--- Start Given records ---

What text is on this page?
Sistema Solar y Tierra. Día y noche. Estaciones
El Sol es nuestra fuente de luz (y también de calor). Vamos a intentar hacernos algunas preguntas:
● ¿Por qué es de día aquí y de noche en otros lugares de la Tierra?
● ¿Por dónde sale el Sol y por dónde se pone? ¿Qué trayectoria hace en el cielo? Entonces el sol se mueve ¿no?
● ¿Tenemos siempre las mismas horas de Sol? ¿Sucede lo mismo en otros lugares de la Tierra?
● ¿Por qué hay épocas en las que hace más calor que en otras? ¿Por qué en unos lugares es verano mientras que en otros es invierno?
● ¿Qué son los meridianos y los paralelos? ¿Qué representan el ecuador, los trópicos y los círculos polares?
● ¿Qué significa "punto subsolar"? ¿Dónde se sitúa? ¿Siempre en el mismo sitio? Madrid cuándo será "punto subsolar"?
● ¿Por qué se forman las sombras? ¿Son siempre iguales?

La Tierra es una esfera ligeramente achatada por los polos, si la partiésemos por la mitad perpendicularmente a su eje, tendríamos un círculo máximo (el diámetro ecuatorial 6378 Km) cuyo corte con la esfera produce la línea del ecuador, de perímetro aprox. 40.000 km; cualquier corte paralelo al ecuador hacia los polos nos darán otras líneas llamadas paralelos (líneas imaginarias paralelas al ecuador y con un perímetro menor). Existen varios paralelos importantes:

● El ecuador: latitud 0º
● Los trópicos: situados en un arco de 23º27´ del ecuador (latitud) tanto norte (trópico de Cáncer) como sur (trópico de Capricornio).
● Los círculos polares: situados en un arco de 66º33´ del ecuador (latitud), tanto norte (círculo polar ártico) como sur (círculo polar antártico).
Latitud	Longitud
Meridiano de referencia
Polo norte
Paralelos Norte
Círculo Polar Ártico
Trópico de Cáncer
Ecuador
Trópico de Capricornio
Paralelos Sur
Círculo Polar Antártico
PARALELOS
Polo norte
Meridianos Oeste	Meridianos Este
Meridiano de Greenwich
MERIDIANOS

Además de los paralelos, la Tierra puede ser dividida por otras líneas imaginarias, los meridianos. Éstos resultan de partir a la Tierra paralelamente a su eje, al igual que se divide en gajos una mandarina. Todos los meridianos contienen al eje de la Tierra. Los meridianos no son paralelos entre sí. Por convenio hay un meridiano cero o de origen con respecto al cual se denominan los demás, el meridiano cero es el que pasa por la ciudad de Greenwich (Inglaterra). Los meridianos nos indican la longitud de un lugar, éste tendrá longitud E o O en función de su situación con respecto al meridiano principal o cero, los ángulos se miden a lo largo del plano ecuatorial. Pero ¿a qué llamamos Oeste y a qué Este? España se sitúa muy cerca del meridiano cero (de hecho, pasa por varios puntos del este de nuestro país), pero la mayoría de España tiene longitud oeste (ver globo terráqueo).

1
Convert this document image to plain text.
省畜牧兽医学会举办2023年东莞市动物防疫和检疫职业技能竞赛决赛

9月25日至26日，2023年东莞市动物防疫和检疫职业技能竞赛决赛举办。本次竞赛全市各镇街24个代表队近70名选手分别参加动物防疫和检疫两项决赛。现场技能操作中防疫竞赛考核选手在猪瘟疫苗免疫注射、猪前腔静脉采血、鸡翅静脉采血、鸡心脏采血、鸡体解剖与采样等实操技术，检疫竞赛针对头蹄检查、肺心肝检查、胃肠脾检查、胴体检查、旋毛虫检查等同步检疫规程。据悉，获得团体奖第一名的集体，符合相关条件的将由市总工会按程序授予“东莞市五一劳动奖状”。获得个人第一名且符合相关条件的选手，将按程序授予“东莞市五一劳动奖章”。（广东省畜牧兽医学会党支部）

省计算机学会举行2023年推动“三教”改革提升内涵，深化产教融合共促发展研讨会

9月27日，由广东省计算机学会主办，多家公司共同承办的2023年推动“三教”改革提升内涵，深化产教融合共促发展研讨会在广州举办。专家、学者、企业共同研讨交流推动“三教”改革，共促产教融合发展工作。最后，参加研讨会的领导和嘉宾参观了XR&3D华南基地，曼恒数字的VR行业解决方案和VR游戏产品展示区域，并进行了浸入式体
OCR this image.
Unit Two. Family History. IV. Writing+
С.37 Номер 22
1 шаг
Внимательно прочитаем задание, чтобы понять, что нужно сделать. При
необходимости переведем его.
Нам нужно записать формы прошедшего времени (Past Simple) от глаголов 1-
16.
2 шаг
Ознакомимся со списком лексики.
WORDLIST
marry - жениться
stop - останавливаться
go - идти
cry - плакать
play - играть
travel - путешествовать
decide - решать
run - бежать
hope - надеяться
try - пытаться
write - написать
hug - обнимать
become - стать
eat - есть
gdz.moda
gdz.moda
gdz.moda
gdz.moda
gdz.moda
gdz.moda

--- End Given records ---

# Directions for this task:
Set out exactly the run of lines that begins at the line holding "OCR this image." and ends at the last line of the data.

# In response:
OCR this image.
Unit Two. Family History. IV. Writing+
С.37 Номер 22
1 шаг
Внимательно прочитаем задание, чтобы понять, что нужно сделать. При
необходимости переведем его.
Нам нужно записать формы прошедшего времени (Past Simple) от глаголов 1-
16.
2 шаг
Ознакомимся со списком лексики.
WORDLIST
marry - жениться
stop - останавливаться
go - идти
cry - плакать
play - играть
travel - путешествовать
decide - решать
run - бежать
hope - надеяться
try - пытаться
write - написать
hug - обнимать
become - стать
eat - есть
gdz.moda
gdz.moda
gdz.moda
gdz.moda
gdz.moda
gdz.moda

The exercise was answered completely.